start Provided data

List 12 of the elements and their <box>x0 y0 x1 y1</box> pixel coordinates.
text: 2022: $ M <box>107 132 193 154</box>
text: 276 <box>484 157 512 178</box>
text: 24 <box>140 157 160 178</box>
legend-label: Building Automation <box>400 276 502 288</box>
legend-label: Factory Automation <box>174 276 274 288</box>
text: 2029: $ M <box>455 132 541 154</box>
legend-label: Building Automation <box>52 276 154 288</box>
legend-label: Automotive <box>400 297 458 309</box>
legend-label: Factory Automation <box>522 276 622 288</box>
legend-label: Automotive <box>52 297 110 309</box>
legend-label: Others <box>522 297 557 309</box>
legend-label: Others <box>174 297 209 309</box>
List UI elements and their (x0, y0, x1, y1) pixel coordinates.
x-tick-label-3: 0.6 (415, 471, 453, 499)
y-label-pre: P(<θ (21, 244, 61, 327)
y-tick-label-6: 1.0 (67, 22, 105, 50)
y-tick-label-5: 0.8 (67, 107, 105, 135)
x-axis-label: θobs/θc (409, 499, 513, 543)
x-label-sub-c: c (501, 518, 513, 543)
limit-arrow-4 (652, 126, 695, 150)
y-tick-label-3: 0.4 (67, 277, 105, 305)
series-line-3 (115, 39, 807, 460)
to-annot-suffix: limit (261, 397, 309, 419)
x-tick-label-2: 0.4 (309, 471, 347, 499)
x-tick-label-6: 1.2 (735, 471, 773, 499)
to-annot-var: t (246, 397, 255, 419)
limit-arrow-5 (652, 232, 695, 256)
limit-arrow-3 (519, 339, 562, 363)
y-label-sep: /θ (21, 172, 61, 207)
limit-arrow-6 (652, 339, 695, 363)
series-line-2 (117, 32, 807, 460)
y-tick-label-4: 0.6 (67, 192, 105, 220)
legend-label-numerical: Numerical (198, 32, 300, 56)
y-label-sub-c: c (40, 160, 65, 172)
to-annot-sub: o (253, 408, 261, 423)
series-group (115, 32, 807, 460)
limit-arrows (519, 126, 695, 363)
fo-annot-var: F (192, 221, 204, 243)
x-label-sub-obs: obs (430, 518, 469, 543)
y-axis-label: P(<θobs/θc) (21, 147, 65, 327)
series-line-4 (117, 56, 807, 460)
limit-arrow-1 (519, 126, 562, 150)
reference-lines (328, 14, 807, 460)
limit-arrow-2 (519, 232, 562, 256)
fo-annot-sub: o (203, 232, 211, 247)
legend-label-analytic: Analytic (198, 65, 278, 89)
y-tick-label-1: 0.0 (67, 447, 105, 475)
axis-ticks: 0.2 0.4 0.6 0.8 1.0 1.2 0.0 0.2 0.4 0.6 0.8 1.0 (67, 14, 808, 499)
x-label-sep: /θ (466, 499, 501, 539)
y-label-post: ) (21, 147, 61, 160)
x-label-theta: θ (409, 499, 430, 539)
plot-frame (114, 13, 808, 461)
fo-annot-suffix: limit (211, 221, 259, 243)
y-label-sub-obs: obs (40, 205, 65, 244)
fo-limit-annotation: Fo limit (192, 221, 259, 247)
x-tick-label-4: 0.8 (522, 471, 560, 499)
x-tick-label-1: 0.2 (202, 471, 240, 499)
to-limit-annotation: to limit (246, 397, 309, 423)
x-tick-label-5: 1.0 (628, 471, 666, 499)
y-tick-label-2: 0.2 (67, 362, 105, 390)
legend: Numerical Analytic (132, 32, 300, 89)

end Provided data

» **Task statement**
Please turn the entries above into a Markdown table with two columns, Row and Line. Number each line in order, and skip any blank lines.

» **Full solution**
| Row | Line |
|---|---|
| 1 | List 12 of the elements and their <box>x0 y0 x1 y1</box> pixel coordinates. |
| 2 | text: 2022: $ M <box>107 132 193 154</box> |
| 3 | text: 276 <box>484 157 512 178</box> |
| 4 | text: 24 <box>140 157 160 178</box> |
| 5 | legend-label: Building Automation <box>400 276 502 288</box> |
| 6 | legend-label: Factory Automation <box>174 276 274 288</box> |
| 7 | text: 2029: $ M <box>455 132 541 154</box> |
| 8 | legend-label: Building Automation <box>52 276 154 288</box> |
| 9 | legend-label: Automotive <box>400 297 458 309</box> |
| 10 | legend-label: Factory Automation <box>522 276 622 288</box> |
| 11 | legend-label: Automotive <box>52 297 110 309</box> |
| 12 | legend-label: Others <box>522 297 557 309</box> |
| 13 | legend-label: Others <box>174 297 209 309</box> |
| 14 | List UI elements and their (x0, y0, x1, y1) pixel coordinates. |
| 15 | x-tick-label-3: 0.6 (415, 471, 453, 499) |
| 16 | y-label-pre: P(<θ (21, 244, 61, 327) |
| 17 | y-tick-label-6: 1.0 (67, 22, 105, 50) |
| 18 | y-tick-label-5: 0.8 (67, 107, 105, 135) |
| 19 | x-axis-label: θobs/θc (409, 499, 513, 543) |
| 20 | x-label-sub-c: c (501, 518, 513, 543) |
| 21 | limit-arrow-4 (652, 126, 695, 150) |
| 22 | y-tick-label-3: 0.4 (67, 277, 105, 305) |
| 23 | series-line-3 (115, 39, 807, 460) |
| 24 | to-annot-suffix: limit (261, 397, 309, 419) |
| 25 | x-tick-label-2: 0.4 (309, 471, 347, 499) |
| 26 | x-tick-label-6: 1.2 (735, 471, 773, 499) |
| 27 | to-annot-var: t (246, 397, 255, 419) |
| 28 | limit-arrow-5 (652, 232, 695, 256) |
| 29 | limit-arrow-3 (519, 339, 562, 363) |
| 30 | y-label-sep: /θ (21, 172, 61, 207) |
| 31 | limit-arrow-6 (652, 339, 695, 363) |
| 32 | series-line-2 (117, 32, 807, 460) |
| 33 | y-tick-label-4: 0.6 (67, 192, 105, 220) |
| 34 | legend-label-numerical: Numerical (198, 32, 300, 56) |
| 35 | y-label-sub-c: c (40, 160, 65, 172) |
| 36 | to-annot-sub: o (253, 408, 261, 423) |
| 37 | series-group (115, 32, 807, 460) |
| 38 | limit-arrows (519, 126, 695, 363) |
| 39 | fo-annot-var: F (192, 221, 204, 243) |
| 40 | x-label-sub-obs: obs (430, 518, 469, 543) |
| 41 | y-axis-label: P(<θobs/θc) (21, 147, 65, 327) |
| 42 | series-line-4 (117, 56, 807, 460) |
| 43 | limit-arrow-1 (519, 126, 562, 150) |
| 44 | reference-lines (328, 14, 807, 460) |
| 45 | limit-arrow-2 (519, 232, 562, 256) |
| 46 | fo-annot-sub: o (203, 232, 211, 247) |
| 47 | legend-label-analytic: Analytic (198, 65, 278, 89) |
| 48 | y-tick-label-1: 0.0 (67, 447, 105, 475) |
| 49 | axis-ticks: 0.2 0.4 0.6 0.8 1.0 1.2 0.0 0.2 0.4 0.6 0.8 1.0 (67, 14, 808, 499) |
| 50 | x-label-sep: /θ (466, 499, 501, 539) |
| 51 | y-label-post: ) (21, 147, 61, 160) |
| 52 | x-label-theta: θ (409, 499, 430, 539) |
| 53 | plot-frame (114, 13, 808, 461) |
| 54 | fo-annot-suffix: limit (211, 221, 259, 243) |
| 55 | y-label-sub-obs: obs (40, 205, 65, 244) |
| 56 | fo-limit-annotation: Fo limit (192, 221, 259, 247) |
| 57 | x-tick-label-4: 0.8 (522, 471, 560, 499) |
| 58 | x-tick-label-1: 0.2 (202, 471, 240, 499) |
| 59 | to-limit-annotation: to limit (246, 397, 309, 423) |
| 60 | x-tick-label-5: 1.0 (628, 471, 666, 499) |
| 61 | y-tick-label-2: 0.2 (67, 362, 105, 390) |
| 62 | legend: Numerical Analytic (132, 32, 300, 89) |